• **Set problem**
Can you write out the text of every record again, substituting "Figure dimensions" for each "Patent image size" and leaving everything else unchanged? Omit the pictures.

• **Extracted data**

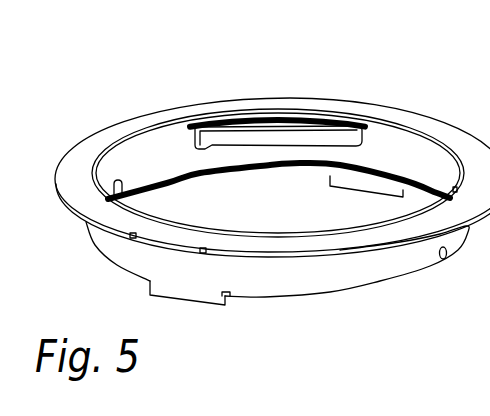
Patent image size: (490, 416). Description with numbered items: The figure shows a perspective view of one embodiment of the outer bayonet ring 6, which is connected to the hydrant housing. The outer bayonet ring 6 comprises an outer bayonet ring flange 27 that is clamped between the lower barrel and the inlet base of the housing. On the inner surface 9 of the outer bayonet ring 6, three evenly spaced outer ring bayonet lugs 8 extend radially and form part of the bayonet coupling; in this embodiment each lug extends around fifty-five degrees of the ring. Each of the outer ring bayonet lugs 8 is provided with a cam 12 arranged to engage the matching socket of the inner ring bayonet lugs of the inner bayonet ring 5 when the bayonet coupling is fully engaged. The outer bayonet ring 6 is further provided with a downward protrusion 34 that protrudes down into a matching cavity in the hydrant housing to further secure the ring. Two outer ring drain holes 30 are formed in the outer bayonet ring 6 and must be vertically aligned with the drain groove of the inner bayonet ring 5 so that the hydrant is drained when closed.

The inner bayonet ring 5 is at (259, 190).
The outer bayonet ring 6 is at (259, 145).
The outer bayonet ring flange 27 is at (93, 145).
The outer ring bayonet lug 8 is at (264, 133).
The inner surface 9 is at (386, 153).
The cam 12 is at (208, 130).
The outer ring drain hole 30 is at (446, 258).
The downward protrusion 34 is at (192, 297).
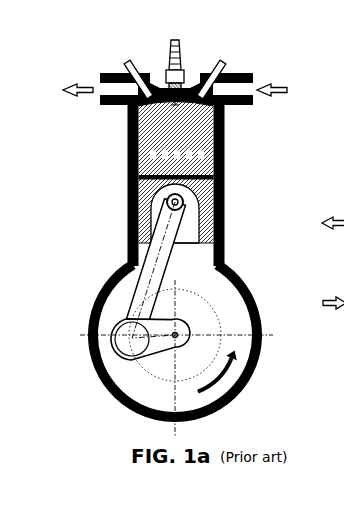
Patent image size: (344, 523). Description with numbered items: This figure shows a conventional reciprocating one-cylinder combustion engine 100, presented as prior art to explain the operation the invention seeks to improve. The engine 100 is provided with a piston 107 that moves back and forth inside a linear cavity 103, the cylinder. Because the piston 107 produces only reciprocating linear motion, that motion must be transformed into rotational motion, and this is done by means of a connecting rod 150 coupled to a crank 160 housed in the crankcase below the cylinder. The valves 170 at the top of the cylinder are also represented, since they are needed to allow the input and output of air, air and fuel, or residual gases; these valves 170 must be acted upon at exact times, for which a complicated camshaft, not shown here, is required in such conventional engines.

The combustion engine 100 is at (203, 238).
The linear cavity 103 is at (150, 135).
The piston 107 is at (150, 202).
The connecting rod 150 is at (142, 293).
The crank 160 is at (137, 360).
The valves 170 is at (233, 102).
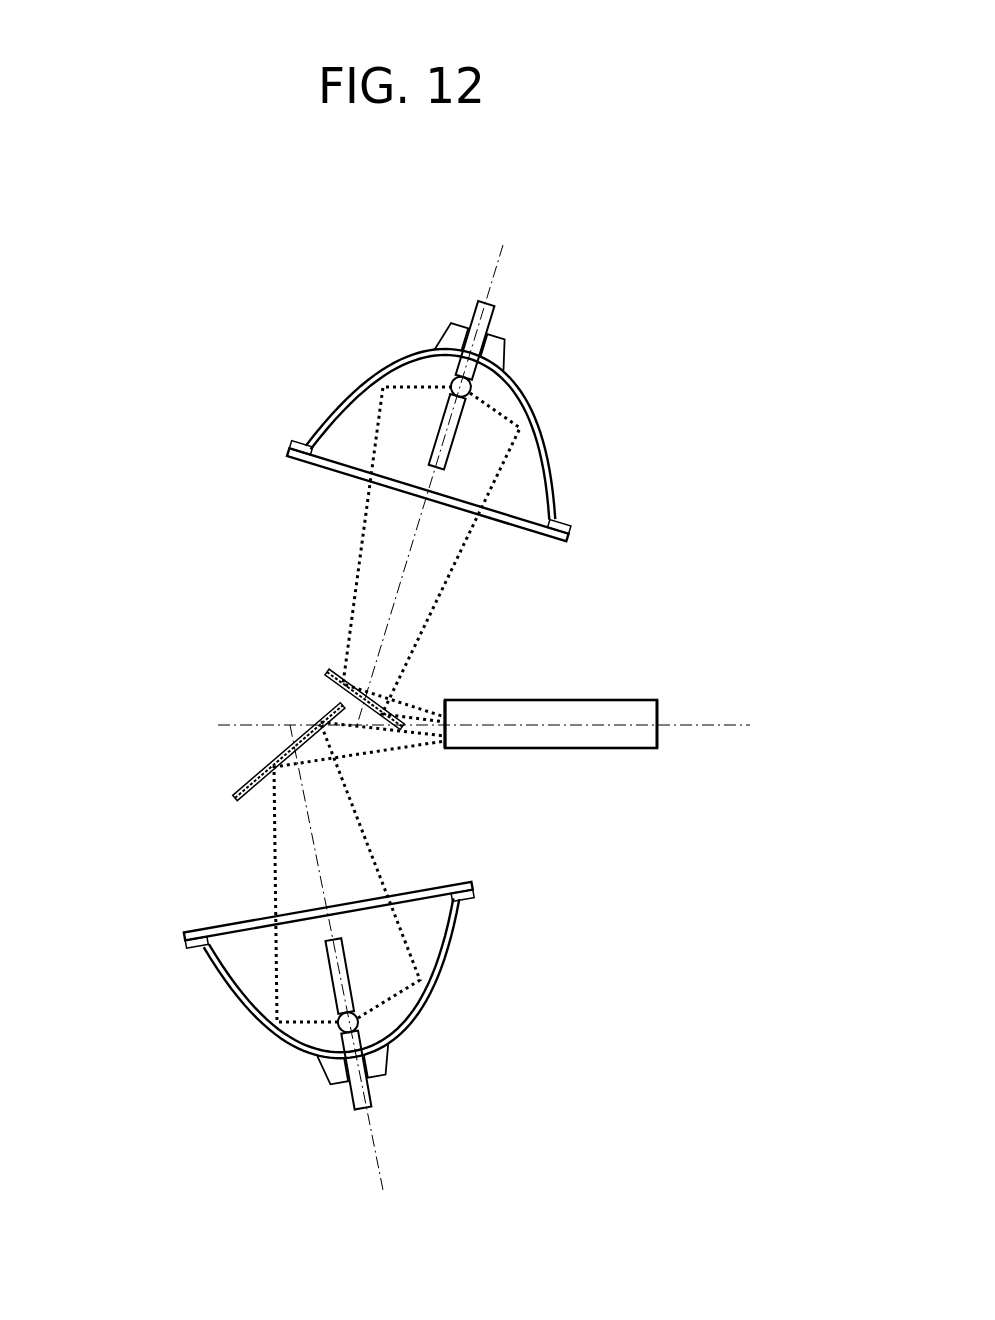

• **Response to this exercise**
Figure dimensions: (490, 416). Description with numbered items: The figure shows a perspective view of one embodiment of the outer bayonet ring 6, which is connected to the hydrant housing. The outer bayonet ring 6 comprises an outer bayonet ring flange 27 that is clamped between the lower barrel and the inlet base of the housing. On the inner surface 9 of the outer bayonet ring 6, three evenly spaced outer ring bayonet lugs 8 extend radially and form part of the bayonet coupling; in this embodiment each lug extends around fifty-five degrees of the ring. Each of the outer ring bayonet lugs 8 is provided with a cam 12 arranged to engage the matching socket of the inner ring bayonet lugs of the inner bayonet ring 5 when the bayonet coupling is fully engaged. The outer bayonet ring 6 is further provided with a downward protrusion 34 that protrudes down into a matching cavity in the hydrant housing to further secure the ring. Two outer ring drain holes 30 are formed in the outer bayonet ring 6 and must be vertically aligned with the drain groove of the inner bayonet ring 5 so that the hydrant is drained when closed.

The inner bayonet ring 5 is at (259, 190).
The outer bayonet ring 6 is at (259, 145).
The outer bayonet ring flange 27 is at (93, 145).
The outer ring bayonet lug 8 is at (264, 133).
The inner surface 9 is at (386, 153).
The cam 12 is at (208, 130).
The outer ring drain hole 30 is at (446, 258).
The downward protrusion 34 is at (192, 297).
Figure dimensions: (344, 523). Description with numbered items: This figure shows a conventional reciprocating one-cylinder combustion engine 100, presented as prior art to explain the operation the invention seeks to improve. The engine 100 is provided with a piston 107 that moves back and forth inside a linear cavity 103, the cylinder. Because the piston 107 produces only reciprocating linear motion, that motion must be transformed into rotational motion, and this is done by means of a connecting rod 150 coupled to a crank 160 housed in the crankcase below the cylinder. The valves 170 at the top of the cylinder are also represented, since they are needed to allow the input and output of air, air and fuel, or residual gases; these valves 170 must be acted upon at exact times, for which a complicated camshaft, not shown here, is required in such conventional engines.

The combustion engine 100 is at (203, 238).
The linear cavity 103 is at (150, 135).
The piston 107 is at (150, 202).
The connecting rod 150 is at (142, 293).
The crank 160 is at (137, 360).
The valves 170 is at (233, 102).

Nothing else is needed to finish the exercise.